> **Exercise brief**
Output the data below in full, byte for byte. Nothing may differ.

--- START Records shown ---

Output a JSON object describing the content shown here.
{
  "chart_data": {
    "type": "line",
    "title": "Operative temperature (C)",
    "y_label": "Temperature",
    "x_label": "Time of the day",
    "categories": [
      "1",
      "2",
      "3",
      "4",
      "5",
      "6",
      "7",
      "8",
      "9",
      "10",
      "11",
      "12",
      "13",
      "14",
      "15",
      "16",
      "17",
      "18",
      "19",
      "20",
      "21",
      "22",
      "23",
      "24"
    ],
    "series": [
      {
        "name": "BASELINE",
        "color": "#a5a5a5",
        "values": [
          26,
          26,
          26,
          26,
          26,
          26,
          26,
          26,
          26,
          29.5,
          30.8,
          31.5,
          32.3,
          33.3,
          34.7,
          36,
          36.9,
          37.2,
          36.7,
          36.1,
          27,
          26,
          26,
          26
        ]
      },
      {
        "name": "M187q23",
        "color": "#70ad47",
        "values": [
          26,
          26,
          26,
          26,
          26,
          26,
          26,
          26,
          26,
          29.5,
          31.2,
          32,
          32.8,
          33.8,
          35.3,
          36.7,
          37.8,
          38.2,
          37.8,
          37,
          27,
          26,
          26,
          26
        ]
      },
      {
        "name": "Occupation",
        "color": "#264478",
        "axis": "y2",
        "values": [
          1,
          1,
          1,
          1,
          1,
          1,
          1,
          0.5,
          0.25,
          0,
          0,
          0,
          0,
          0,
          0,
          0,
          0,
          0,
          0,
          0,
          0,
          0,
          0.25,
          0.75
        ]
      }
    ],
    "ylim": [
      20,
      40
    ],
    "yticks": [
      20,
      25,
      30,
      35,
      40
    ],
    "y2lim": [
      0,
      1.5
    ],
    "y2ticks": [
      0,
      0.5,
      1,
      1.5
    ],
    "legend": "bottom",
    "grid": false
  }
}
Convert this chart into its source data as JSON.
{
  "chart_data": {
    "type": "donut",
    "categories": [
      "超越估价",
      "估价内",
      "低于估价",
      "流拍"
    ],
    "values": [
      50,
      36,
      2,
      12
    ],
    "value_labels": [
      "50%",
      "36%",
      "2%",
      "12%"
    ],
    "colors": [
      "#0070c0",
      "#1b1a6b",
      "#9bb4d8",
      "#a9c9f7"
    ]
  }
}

--- END Records shown ---

> **Solved exercise**
Output a JSON object describing the content shown here.
{
  "chart_data": {
    "type": "line",
    "title": "Operative temperature (C)",
    "y_label": "Temperature",
    "x_label": "Time of the day",
    "categories": [
      "1",
      "2",
      "3",
      "4",
      "5",
      "6",
      "7",
      "8",
      "9",
      "10",
      "11",
      "12",
      "13",
      "14",
      "15",
      "16",
      "17",
      "18",
      "19",
      "20",
      "21",
      "22",
      "23",
      "24"
    ],
    "series": [
      {
        "name": "BASELINE",
        "color": "#a5a5a5",
        "values": [
          26,
          26,
          26,
          26,
          26,
          26,
          26,
          26,
          26,
          29.5,
          30.8,
          31.5,
          32.3,
          33.3,
          34.7,
          36,
          36.9,
          37.2,
          36.7,
          36.1,
          27,
          26,
          26,
          26
        ]
      },
      {
        "name": "M187q23",
        "color": "#70ad47",
        "values": [
          26,
          26,
          26,
          26,
          26,
          26,
          26,
          26,
          26,
          29.5,
          31.2,
          32,
          32.8,
          33.8,
          35.3,
          36.7,
          37.8,
          38.2,
          37.8,
          37,
          27,
          26,
          26,
          26
        ]
      },
      {
        "name": "Occupation",
        "color": "#264478",
        "axis": "y2",
        "values": [
          1,
          1,
          1,
          1,
          1,
          1,
          1,
          0.5,
          0.25,
          0,
          0,
          0,
          0,
          0,
          0,
          0,
          0,
          0,
          0,
          0,
          0,
          0,
          0.25,
          0.75
        ]
      }
    ],
    "ylim": [
      20,
      40
    ],
    "yticks": [
      20,
      25,
      30,
      35,
      40
    ],
    "y2lim": [
      0,
      1.5
    ],
    "y2ticks": [
      0,
      0.5,
      1,
      1.5
    ],
    "legend": "bottom",
    "grid": false
  }
}
Convert this chart into its source data as JSON.
{
  "chart_data": {
    "type": "donut",
    "categories": [
      "超越估价",
      "估价内",
      "低于估价",
      "流拍"
    ],
    "values": [
      50,
      36,
      2,
      12
    ],
    "value_labels": [
      "50%",
      "36%",
      "2%",
      "12%"
    ],
    "colors": [
      "#0070c0",
      "#1b1a6b",
      "#9bb4d8",
      "#a9c9f7"
    ]
  }
}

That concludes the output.